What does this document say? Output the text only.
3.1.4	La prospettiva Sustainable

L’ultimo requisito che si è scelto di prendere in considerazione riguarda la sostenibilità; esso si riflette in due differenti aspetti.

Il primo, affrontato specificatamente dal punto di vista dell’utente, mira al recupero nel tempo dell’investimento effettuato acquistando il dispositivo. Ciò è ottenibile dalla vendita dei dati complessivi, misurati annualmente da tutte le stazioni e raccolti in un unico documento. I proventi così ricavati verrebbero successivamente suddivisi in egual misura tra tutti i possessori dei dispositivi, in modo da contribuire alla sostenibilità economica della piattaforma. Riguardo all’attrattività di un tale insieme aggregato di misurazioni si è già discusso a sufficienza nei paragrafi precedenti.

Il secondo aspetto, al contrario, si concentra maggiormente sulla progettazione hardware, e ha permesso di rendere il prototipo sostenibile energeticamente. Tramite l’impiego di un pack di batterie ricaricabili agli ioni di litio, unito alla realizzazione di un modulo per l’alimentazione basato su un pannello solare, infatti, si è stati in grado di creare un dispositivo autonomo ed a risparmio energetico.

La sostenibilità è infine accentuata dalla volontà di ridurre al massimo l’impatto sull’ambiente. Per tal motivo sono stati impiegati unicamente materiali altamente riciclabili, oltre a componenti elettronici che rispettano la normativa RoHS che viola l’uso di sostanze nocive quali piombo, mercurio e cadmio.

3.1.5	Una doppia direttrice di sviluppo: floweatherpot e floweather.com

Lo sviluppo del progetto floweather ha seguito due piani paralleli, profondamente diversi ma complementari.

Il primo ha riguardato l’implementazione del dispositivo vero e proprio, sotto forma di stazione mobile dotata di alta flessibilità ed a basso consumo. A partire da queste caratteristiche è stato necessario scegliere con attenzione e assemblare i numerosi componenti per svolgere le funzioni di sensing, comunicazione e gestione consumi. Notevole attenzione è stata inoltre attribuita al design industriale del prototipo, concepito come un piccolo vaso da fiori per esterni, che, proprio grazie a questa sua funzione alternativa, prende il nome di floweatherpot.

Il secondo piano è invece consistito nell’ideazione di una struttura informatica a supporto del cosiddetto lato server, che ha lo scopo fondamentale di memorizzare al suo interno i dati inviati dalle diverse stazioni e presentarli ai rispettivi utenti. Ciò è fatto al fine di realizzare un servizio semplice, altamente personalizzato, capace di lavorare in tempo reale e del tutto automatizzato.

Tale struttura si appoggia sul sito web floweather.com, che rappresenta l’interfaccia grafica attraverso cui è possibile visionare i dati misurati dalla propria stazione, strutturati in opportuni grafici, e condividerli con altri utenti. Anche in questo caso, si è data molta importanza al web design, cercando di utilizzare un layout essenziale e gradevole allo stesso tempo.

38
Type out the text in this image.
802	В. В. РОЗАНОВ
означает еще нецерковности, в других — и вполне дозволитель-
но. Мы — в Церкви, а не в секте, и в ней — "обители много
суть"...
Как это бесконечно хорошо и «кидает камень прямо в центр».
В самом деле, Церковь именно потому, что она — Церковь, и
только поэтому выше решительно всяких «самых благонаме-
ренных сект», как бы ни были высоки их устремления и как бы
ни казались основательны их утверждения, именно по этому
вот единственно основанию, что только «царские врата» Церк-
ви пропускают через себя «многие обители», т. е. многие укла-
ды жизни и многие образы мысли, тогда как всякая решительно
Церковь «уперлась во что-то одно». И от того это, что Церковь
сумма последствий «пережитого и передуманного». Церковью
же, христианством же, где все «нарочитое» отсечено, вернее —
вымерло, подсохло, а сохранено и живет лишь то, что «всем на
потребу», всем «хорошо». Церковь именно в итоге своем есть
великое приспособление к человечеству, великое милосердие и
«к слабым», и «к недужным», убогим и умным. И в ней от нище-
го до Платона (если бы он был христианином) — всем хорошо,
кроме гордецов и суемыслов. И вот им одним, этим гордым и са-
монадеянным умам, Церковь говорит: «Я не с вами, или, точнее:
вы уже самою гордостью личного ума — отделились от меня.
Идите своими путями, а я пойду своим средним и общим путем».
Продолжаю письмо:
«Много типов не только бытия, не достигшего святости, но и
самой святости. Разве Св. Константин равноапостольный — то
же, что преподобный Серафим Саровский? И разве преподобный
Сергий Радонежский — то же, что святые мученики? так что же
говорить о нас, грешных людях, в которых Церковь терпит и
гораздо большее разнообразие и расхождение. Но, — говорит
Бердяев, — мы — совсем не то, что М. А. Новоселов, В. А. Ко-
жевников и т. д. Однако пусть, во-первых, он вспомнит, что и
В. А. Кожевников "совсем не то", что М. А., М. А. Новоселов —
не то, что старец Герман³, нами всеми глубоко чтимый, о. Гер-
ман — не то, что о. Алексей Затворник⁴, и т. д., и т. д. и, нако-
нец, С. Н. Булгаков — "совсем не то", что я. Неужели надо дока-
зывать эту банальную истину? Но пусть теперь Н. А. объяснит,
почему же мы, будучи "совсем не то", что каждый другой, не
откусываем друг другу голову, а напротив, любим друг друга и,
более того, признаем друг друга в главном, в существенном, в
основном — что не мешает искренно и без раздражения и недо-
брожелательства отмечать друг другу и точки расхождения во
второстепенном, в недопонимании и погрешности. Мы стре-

▶ **Given instruction**
Take every line from the data above that holds "многие" and copy it out.

▶ **Task output**
ви пропускают через себя «многие обители», т. е. многие укла-
ды жизни и многие образы мысли, тогда как всякая решительно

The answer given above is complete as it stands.